━━ DATA TO PROCESS

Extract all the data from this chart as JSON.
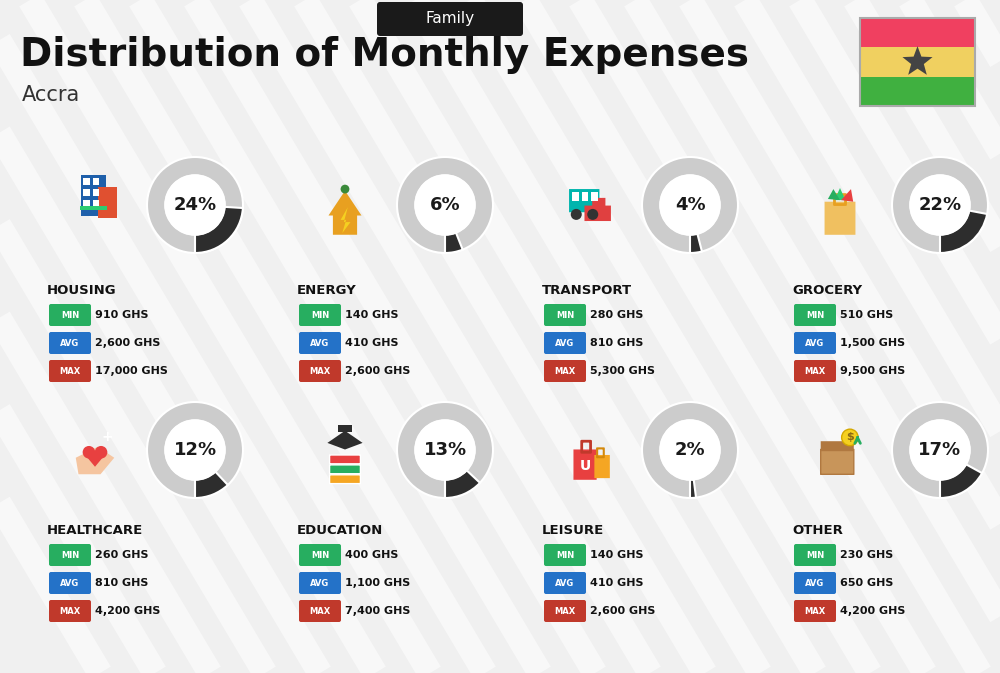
{
  "title": "Distribution of Monthly Expenses",
  "subtitle": "Family",
  "city": "Accra",
  "background_color": "#f0f0f0",
  "categories": [
    {
      "name": "HOUSING",
      "percent": 24,
      "min": "910 GHS",
      "avg": "2,600 GHS",
      "max": "17,000 GHS",
      "col": 0,
      "row": 0
    },
    {
      "name": "ENERGY",
      "percent": 6,
      "min": "140 GHS",
      "avg": "410 GHS",
      "max": "2,600 GHS",
      "col": 1,
      "row": 0
    },
    {
      "name": "TRANSPORT",
      "percent": 4,
      "min": "280 GHS",
      "avg": "810 GHS",
      "max": "5,300 GHS",
      "col": 2,
      "row": 0
    },
    {
      "name": "GROCERY",
      "percent": 22,
      "min": "510 GHS",
      "avg": "1,500 GHS",
      "max": "9,500 GHS",
      "col": 3,
      "row": 0
    },
    {
      "name": "HEALTHCARE",
      "percent": 12,
      "min": "260 GHS",
      "avg": "810 GHS",
      "max": "4,200 GHS",
      "col": 0,
      "row": 1
    },
    {
      "name": "EDUCATION",
      "percent": 13,
      "min": "400 GHS",
      "avg": "1,100 GHS",
      "max": "7,400 GHS",
      "col": 1,
      "row": 1
    },
    {
      "name": "LEISURE",
      "percent": 2,
      "min": "140 GHS",
      "avg": "410 GHS",
      "max": "2,600 GHS",
      "col": 2,
      "row": 1
    },
    {
      "name": "OTHER",
      "percent": 17,
      "min": "230 GHS",
      "avg": "650 GHS",
      "max": "4,200 GHS",
      "col": 3,
      "row": 1
    }
  ],
  "label_colors": {
    "MIN": "#27ae60",
    "AVG": "#2472c8",
    "MAX": "#c0392b"
  },
  "donut_dark": "#2d2d2d",
  "donut_bg": "#cccccc",
  "ghana_flag": {
    "red": "#f04060",
    "gold": "#f0d060",
    "green": "#40b040",
    "star": "#444444"
  },
  "diagonal_color": "#e8e8e8",
  "family_box_color": "#1a1a1a",
  "title_color": "#111111",
  "city_color": "#333333",
  "cat_name_color": "#111111",
  "value_color": "#111111"
}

━━━━

- SET PROBLEM -
Every record must be copied exactly, with the pictures left out.

- WRITTEN SOLUTION -
Extract all the data from this chart as JSON.
{
  "title": "Distribution of Monthly Expenses",
  "subtitle": "Family",
  "city": "Accra",
  "background_color": "#f0f0f0",
  "categories": [
    {
      "name": "HOUSING",
      "percent": 24,
      "min": "910 GHS",
      "avg": "2,600 GHS",
      "max": "17,000 GHS",
      "col": 0,
      "row": 0
    },
    {
      "name": "ENERGY",
      "percent": 6,
      "min": "140 GHS",
      "avg": "410 GHS",
      "max": "2,600 GHS",
      "col": 1,
      "row": 0
    },
    {
      "name": "TRANSPORT",
      "percent": 4,
      "min": "280 GHS",
      "avg": "810 GHS",
      "max": "5,300 GHS",
      "col": 2,
      "row": 0
    },
    {
      "name": "GROCERY",
      "percent": 22,
      "min": "510 GHS",
      "avg": "1,500 GHS",
      "max": "9,500 GHS",
      "col": 3,
      "row": 0
    },
    {
      "name": "HEALTHCARE",
      "percent": 12,
      "min": "260 GHS",
      "avg": "810 GHS",
      "max": "4,200 GHS",
      "col": 0,
      "row": 1
    },
    {
      "name": "EDUCATION",
      "percent": 13,
      "min": "400 GHS",
      "avg": "1,100 GHS",
      "max": "7,400 GHS",
      "col": 1,
      "row": 1
    },
    {
      "name": "LEISURE",
      "percent": 2,
      "min": "140 GHS",
      "avg": "410 GHS",
      "max": "2,600 GHS",
      "col": 2,
      "row": 1
    },
    {
      "name": "OTHER",
      "percent": 17,
      "min": "230 GHS",
      "avg": "650 GHS",
      "max": "4,200 GHS",
      "col": 3,
      "row": 1
    }
  ],
  "label_colors": {
    "MIN": "#27ae60",
    "AVG": "#2472c8",
    "MAX": "#c0392b"
  },
  "donut_dark": "#2d2d2d",
  "donut_bg": "#cccccc",
  "ghana_flag": {
    "red": "#f04060",
    "gold": "#f0d060",
    "green": "#40b040",
    "star": "#444444"
  },
  "diagonal_color": "#e8e8e8",
  "family_box_color": "#1a1a1a",
  "title_color": "#111111",
  "city_color": "#333333",
  "cat_name_color": "#111111",
  "value_color": "#111111"
}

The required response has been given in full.